** Start of DATA **

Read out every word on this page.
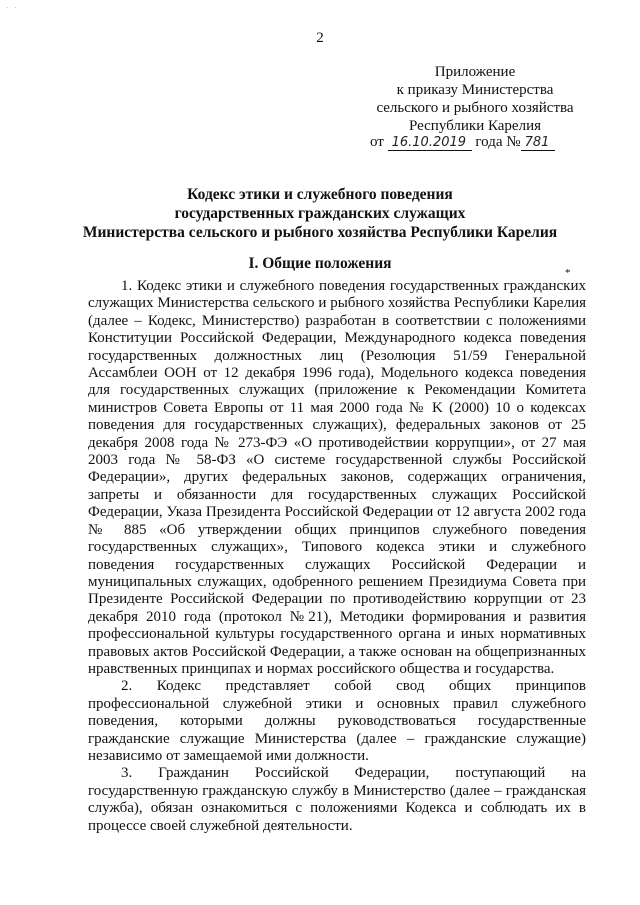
· ·
2
Приложение
к приказу Министерства
сельского и рыбного хозяйства
Республики Карелия
от 16.10.2019 года № 781
Кодекс этики и служебного поведения
государственных гражданских служащих
Министерства сельского и рыбного хозяйства Республики Карелия
I. Общие положения
*

1. Кодекс этики и служебного поведения государственных гражданских служащих Министерства сельского и рыбного хозяйства Республики Карелия (далее – Кодекс, Министерство) разработан в соответствии с положениями Конституции Российской Федерации, Международного кодекса поведения государственных должностных лиц (Резолюция 51/59 Генеральной Ассамблеи ООН от 12 декабря 1996 года), Модельного кодекса поведения для государственных служащих (приложение к Рекомендации Комитета министров Совета Европы от 11 мая 2000 года № K (2000) 10 о кодексах поведения для государственных служащих), федеральных законов от 25 декабря 2008 года № 273-ФЭ «О противодействии коррупции», от 27 мая 2003 года № 58-ФЗ «О системе государственной службы Российской Федерации», других федеральных законов, содержащих ограничения, запреты и обязанности для государственных служащих Российской Федерации, Указа Президента Российской Федерации от 12 августа 2002 года № 885 «Об утверждении общих принципов служебного поведения государственных служащих», Типового кодекса этики и служебного поведения государственных служащих Российской Федерации и муниципальных служащих, одобренного решением Президиума Совета при Президенте Российской Федерации по противодействию коррупции от 23 декабря 2010 года (протокол №21), Методики формирования и развития профессиональной культуры государственного органа и иных нормативных правовых актов Российской Федерации, а также основан на общепризнанных нравственных принципах и нормах российского общества и государства.

2. Кодекс представляет собой свод общих принципов профессиональной служебной этики и основных правил служебного поведения, которыми должны руководствоваться государственные гражданские служащие Министерства (далее – гражданские служащие) независимо от замещаемой ими должности.

3. Гражданин Российской Федерации, поступающий на государственную гражданскую службу в Министерство (далее – гражданская служба), обязан ознакомиться с положениями Кодекса и соблюдать их в процессе своей служебной деятельности.
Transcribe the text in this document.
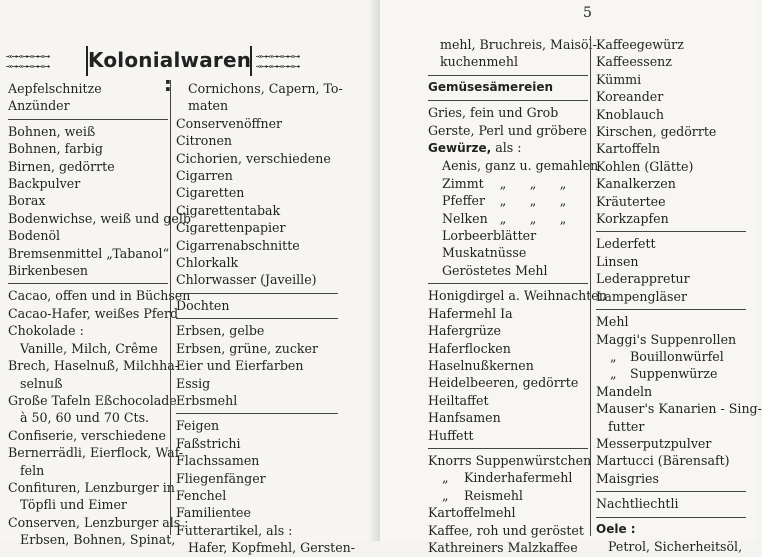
⊸⊶⊸⊶⊸⊶⊸⊶
⊸⊶⊸⊶⊸⊶⊸⊶ Kolonialwaren :
⊸⊶⊸⊶⊸⊶⊸⊶
⊸⊶⊸⊶⊸⊶⊸⊶
Aepfelschnitze
Anzünder
Bohnen, weiß
Bohnen, farbig
Birnen, gedörrte
Backpulver
Borax
Bodenwichse, weiß und gelb
Bodenöl
Bremsenmittel „Tabanol“
Birkenbesen
Cacao, offen und in Büchsen
Cacao-Hafer, weißes Pferd
Chokolade :
Vanille, Milch, Crême
Brech, Haselnuß, Milchha-
selnuß
Große Tafeln Eßchocolade
à 50, 60 und 70 Cts.
Confiserie, verschiedene
Bernerrädli, Eierflock, Waf-
feln
Confituren, Lenzburger in
Töpfli und Eimer
Conserven, Lenzburger als :
Erbsen, Bohnen, Spinat,
Cornichons, Capern, To-
maten
Conservenöffner
Citronen
Cichorien, verschiedene
Cigarren
Cigaretten
Cigarettentabak
Cigarettenpapier
Cigarrenabschnitte
Chlorkalk
Chlorwasser (Javeille)
Dochten
Erbsen, gelbe
Erbsen, grüne, zucker
Eier und Eierfarben
Essig
Erbsmehl
Feigen
Faßstrichi
Flachssamen
Fliegenfänger
Fenchel
Familientee
Futterartikel, als :
Hafer, Kopfmehl, Gersten-
5
mehl, Bruchreis, Maisöl-
kuchenmehl
Gemüsesämereien
Gries, fein und Grob
Gerste, Perl und gröbere
Gewürze, als :
Aenis, ganz u. gemahlen
Zimmt „ „ „
Pfeffer „ „ „
Nelken „ „ „
Lorbeerblätter
Muskatnüsse
Geröstetes Mehl
Honigdirgel a. Weihnachten
Hafermehl Ia
Hafergrüze
Haferflocken
Haselnußkernen
Heidelbeeren, gedörrte
Heiltaffet
Hanfsamen
Huffett
Knorrs Suppenwürstchen
„ Kinderhafermehl
„ Reismehl
Kartoffelmehl
Kaffee, roh und geröstet
Kathreiners Malzkaffee
Kaffeegewürz
Kaffeessenz
Kümmi
Koreander
Knoblauch
Kirschen, gedörrte
Kartoffeln
Kohlen (Glätte)
Kanalkerzen
Kräutertee
Korkzapfen
Lederfett
Linsen
Lederappretur
Lampengläser
Mehl
Maggi's Suppenrollen
„ Bouillonwürfel
„ Suppenwürze
Mandeln
Mauser's Kanarien - Sing-
futter
Messerputzpulver
Martucci (Bärensaft)
Maisgries
Nachtliechtli
Oele :
Petrol, Sicherheitsöl,
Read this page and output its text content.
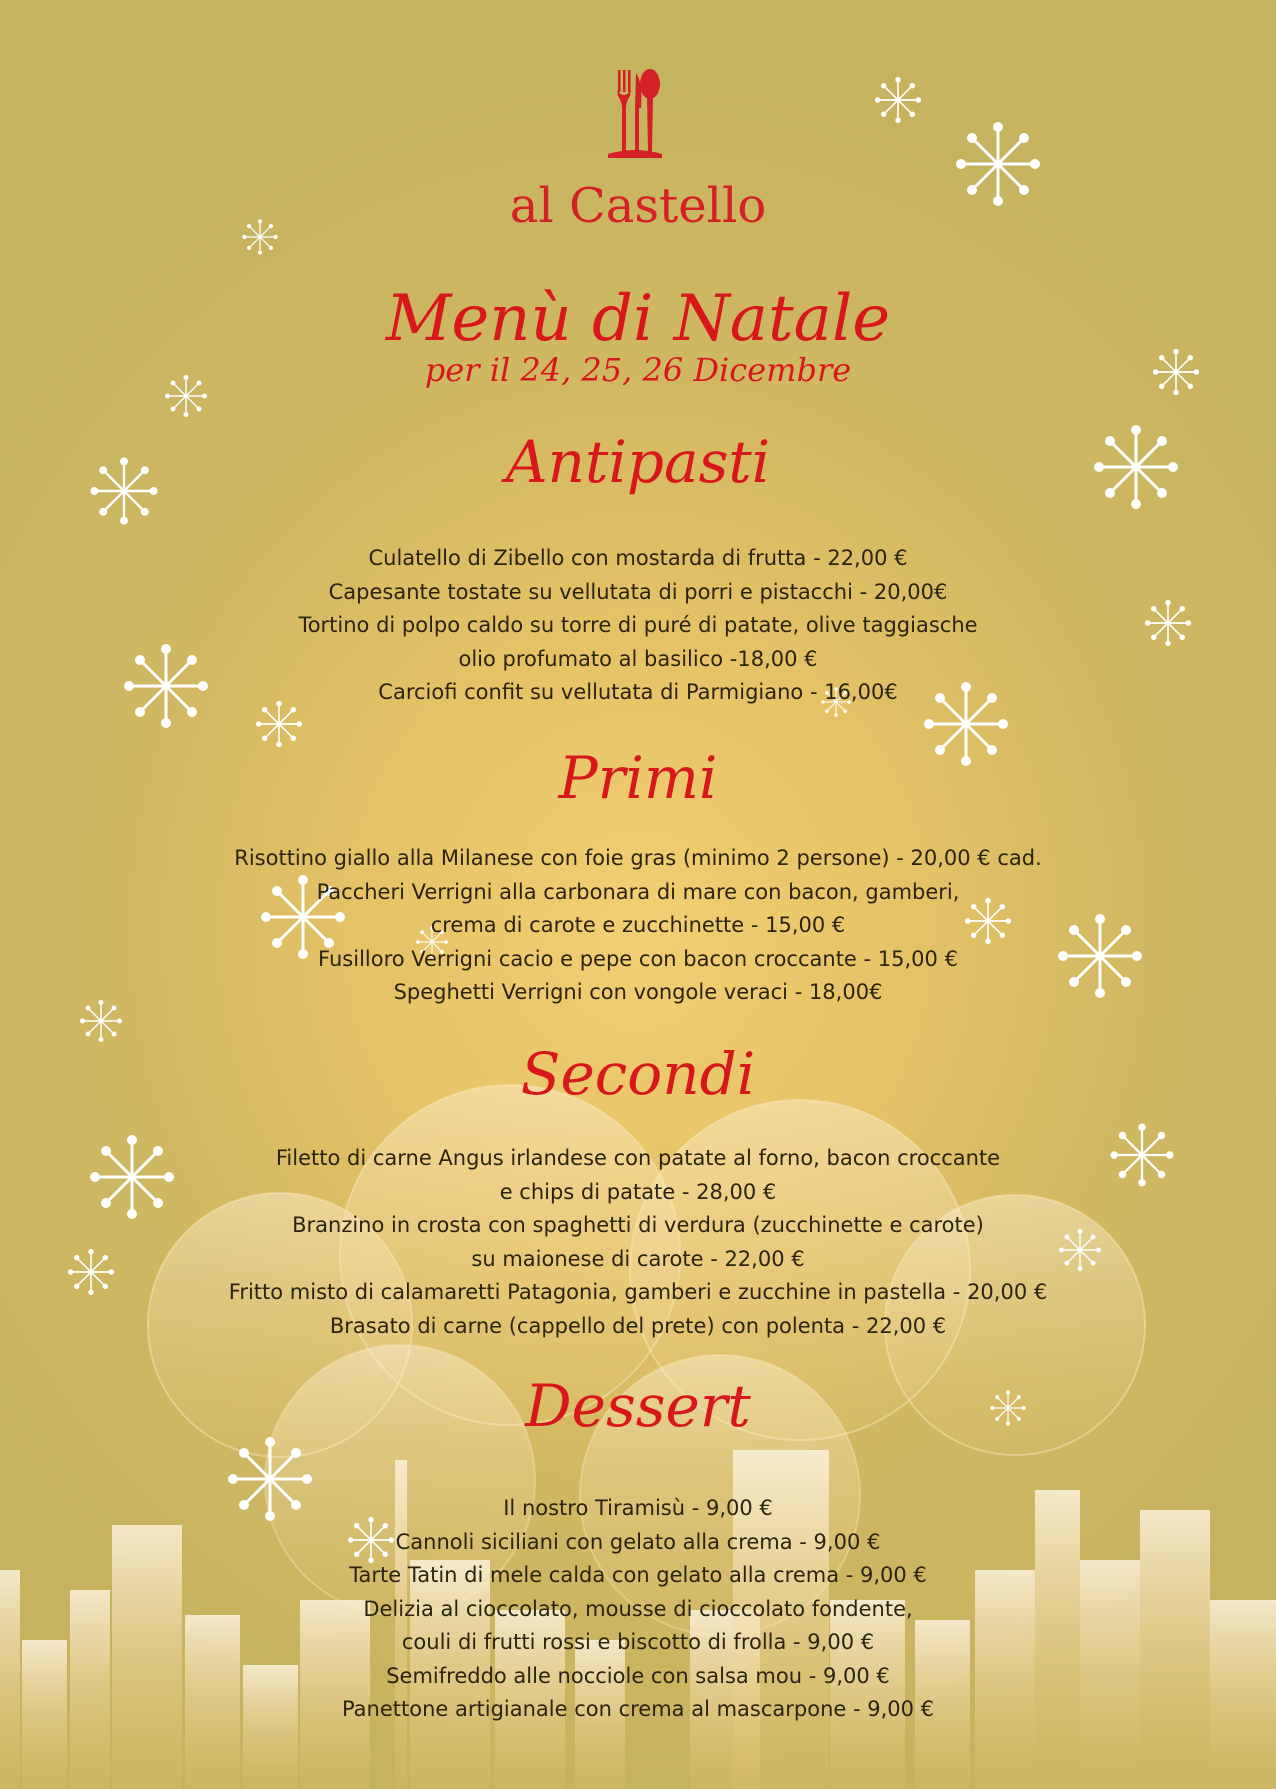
al Castello
Menù di Natale
per il 24, 25, 26 Dicembre
Antipasti
Culatello di Zibello con mostarda di frutta - 22,00 €
Capesante tostate su vellutata di porri e pistacchi - 20,00€
Tortino di polpo caldo su torre di puré di patate, olive taggiasche
olio profumato al basilico -18,00 €
Carciofi confit su vellutata di Parmigiano - 16,00€
Primi
Risottino giallo alla Milanese con foie gras (minimo 2 persone) - 20,00 € cad.
Paccheri Verrigni alla carbonara di mare con bacon, gamberi,
crema di carote e zucchinette - 15,00 €
Fusilloro Verrigni cacio e pepe con bacon croccante - 15,00 €
Speghetti Verrigni con vongole veraci - 18,00€
Secondi
Filetto di carne Angus irlandese con patate al forno, bacon croccante
e chips di patate - 28,00 €
Branzino in crosta con spaghetti di verdura (zucchinette e carote)
su maionese di carote - 22,00 €
Fritto misto di calamaretti Patagonia, gamberi e zucchine in pastella - 20,00 €
Brasato di carne (cappello del prete) con polenta - 22,00 €
Dessert
Il nostro Tiramisù - 9,00 €
Cannoli siciliani con gelato alla crema - 9,00 €
Tarte Tatin di mele calda con gelato alla crema - 9,00 €
Delizia al cioccolato, mousse di cioccolato fondente,
couli di frutti rossi e biscotto di frolla - 9,00 €
Semifreddo alle nocciole con salsa mou - 9,00 €
Panettone artigianale con crema al mascarpone - 9,00 €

** End of DATA **

WHAT THE TASK REQUIRES: Transcribe the whole listing exactly. Pictures are excluded.

THE RESPONSE:
Read out every word on this page.
· ·
2
Приложение
к приказу Министерства
сельского и рыбного хозяйства
Республики Карелия
от 16.10.2019 года № 781
Кодекс этики и служебного поведения
государственных гражданских служащих
Министерства сельского и рыбного хозяйства Республики Карелия
I. Общие положения
*

1. Кодекс этики и служебного поведения государственных гражданских служащих Министерства сельского и рыбного хозяйства Республики Карелия (далее – Кодекс, Министерство) разработан в соответствии с положениями Конституции Российской Федерации, Международного кодекса поведения государственных должностных лиц (Резолюция 51/59 Генеральной Ассамблеи ООН от 12 декабря 1996 года), Модельного кодекса поведения для государственных служащих (приложение к Рекомендации Комитета министров Совета Европы от 11 мая 2000 года № K (2000) 10 о кодексах поведения для государственных служащих), федеральных законов от 25 декабря 2008 года № 273-ФЭ «О противодействии коррупции», от 27 мая 2003 года № 58-ФЗ «О системе государственной службы Российской Федерации», других федеральных законов, содержащих ограничения, запреты и обязанности для государственных служащих Российской Федерации, Указа Президента Российской Федерации от 12 августа 2002 года № 885 «Об утверждении общих принципов служебного поведения государственных служащих», Типового кодекса этики и служебного поведения государственных служащих Российской Федерации и муниципальных служащих, одобренного решением Президиума Совета при Президенте Российской Федерации по противодействию коррупции от 23 декабря 2010 года (протокол №21), Методики формирования и развития профессиональной культуры государственного органа и иных нормативных правовых актов Российской Федерации, а также основан на общепризнанных нравственных принципах и нормах российского общества и государства.

2. Кодекс представляет собой свод общих принципов профессиональной служебной этики и основных правил служебного поведения, которыми должны руководствоваться государственные гражданские служащие Министерства (далее – гражданские служащие) независимо от замещаемой ими должности.

3. Гражданин Российской Федерации, поступающий на государственную гражданскую службу в Министерство (далее – гражданская служба), обязан ознакомиться с положениями Кодекса и соблюдать их в процессе своей служебной деятельности.
Transcribe the text in this document.
⊸⊶⊸⊶⊸⊶⊸⊶
⊸⊶⊸⊶⊸⊶⊸⊶ Kolonialwaren :
⊸⊶⊸⊶⊸⊶⊸⊶
⊸⊶⊸⊶⊸⊶⊸⊶
Aepfelschnitze
Anzünder
Bohnen, weiß
Bohnen, farbig
Birnen, gedörrte
Backpulver
Borax
Bodenwichse, weiß und gelb
Bodenöl
Bremsenmittel „Tabanol“
Birkenbesen
Cacao, offen und in Büchsen
Cacao-Hafer, weißes Pferd
Chokolade :
Vanille, Milch, Crême
Brech, Haselnuß, Milchha-
selnuß
Große Tafeln Eßchocolade
à 50, 60 und 70 Cts.
Confiserie, verschiedene
Bernerrädli, Eierflock, Waf-
feln
Confituren, Lenzburger in
Töpfli und Eimer
Conserven, Lenzburger als :
Erbsen, Bohnen, Spinat,
Cornichons, Capern, To-
maten
Conservenöffner
Citronen
Cichorien, verschiedene
Cigarren
Cigaretten
Cigarettentabak
Cigarettenpapier
Cigarrenabschnitte
Chlorkalk
Chlorwasser (Javeille)
Dochten
Erbsen, gelbe
Erbsen, grüne, zucker
Eier und Eierfarben
Essig
Erbsmehl
Feigen
Faßstrichi
Flachssamen
Fliegenfänger
Fenchel
Familientee
Futterartikel, als :
Hafer, Kopfmehl, Gersten-
5
mehl, Bruchreis, Maisöl-
kuchenmehl
Gemüsesämereien
Gries, fein und Grob
Gerste, Perl und gröbere
Gewürze, als :
Aenis, ganz u. gemahlen
Zimmt „ „ „
Pfeffer „ „ „
Nelken „ „ „
Lorbeerblätter
Muskatnüsse
Geröstetes Mehl
Honigdirgel a. Weihnachten
Hafermehl Ia
Hafergrüze
Haferflocken
Haselnußkernen
Heidelbeeren, gedörrte
Heiltaffet
Hanfsamen
Huffett
Knorrs Suppenwürstchen
„ Kinderhafermehl
„ Reismehl
Kartoffelmehl
Kaffee, roh und geröstet
Kathreiners Malzkaffee
Kaffeegewürz
Kaffeessenz
Kümmi
Koreander
Knoblauch
Kirschen, gedörrte
Kartoffeln
Kohlen (Glätte)
Kanalkerzen
Kräutertee
Korkzapfen
Lederfett
Linsen
Lederappretur
Lampengläser
Mehl
Maggi's Suppenrollen
„ Bouillonwürfel
„ Suppenwürze
Mandeln
Mauser's Kanarien - Sing-
futter
Messerputzpulver
Martucci (Bärensaft)
Maisgries
Nachtliechtli
Oele :
Petrol, Sicherheitsöl,
Read this page and output its text content.
al Castello
Menù di Natale
per il 24, 25, 26 Dicembre
Antipasti
Culatello di Zibello con mostarda di frutta - 22,00 €
Capesante tostate su vellutata di porri e pistacchi - 20,00€
Tortino di polpo caldo su torre di puré di patate, olive taggiasche
olio profumato al basilico -18,00 €
Carciofi confit su vellutata di Parmigiano - 16,00€
Primi
Risottino giallo alla Milanese con foie gras (minimo 2 persone) - 20,00 € cad.
Paccheri Verrigni alla carbonara di mare con bacon, gamberi,
crema di carote e zucchinette - 15,00 €
Fusilloro Verrigni cacio e pepe con bacon croccante - 15,00 €
Speghetti Verrigni con vongole veraci - 18,00€
Secondi
Filetto di carne Angus irlandese con patate al forno, bacon croccante
e chips di patate - 28,00 €
Branzino in crosta con spaghetti di verdura (zucchinette e carote)
su maionese di carote - 22,00 €
Fritto misto di calamaretti Patagonia, gamberi e zucchine in pastella - 20,00 €
Brasato di carne (cappello del prete) con polenta - 22,00 €
Dessert
Il nostro Tiramisù - 9,00 €
Cannoli siciliani con gelato alla crema - 9,00 €
Tarte Tatin di mele calda con gelato alla crema - 9,00 €
Delizia al cioccolato, mousse di cioccolato fondente,
couli di frutti rossi e biscotto di frolla - 9,00 €
Semifreddo alle nocciole con salsa mou - 9,00 €
Panettone artigianale con crema al mascarpone - 9,00 €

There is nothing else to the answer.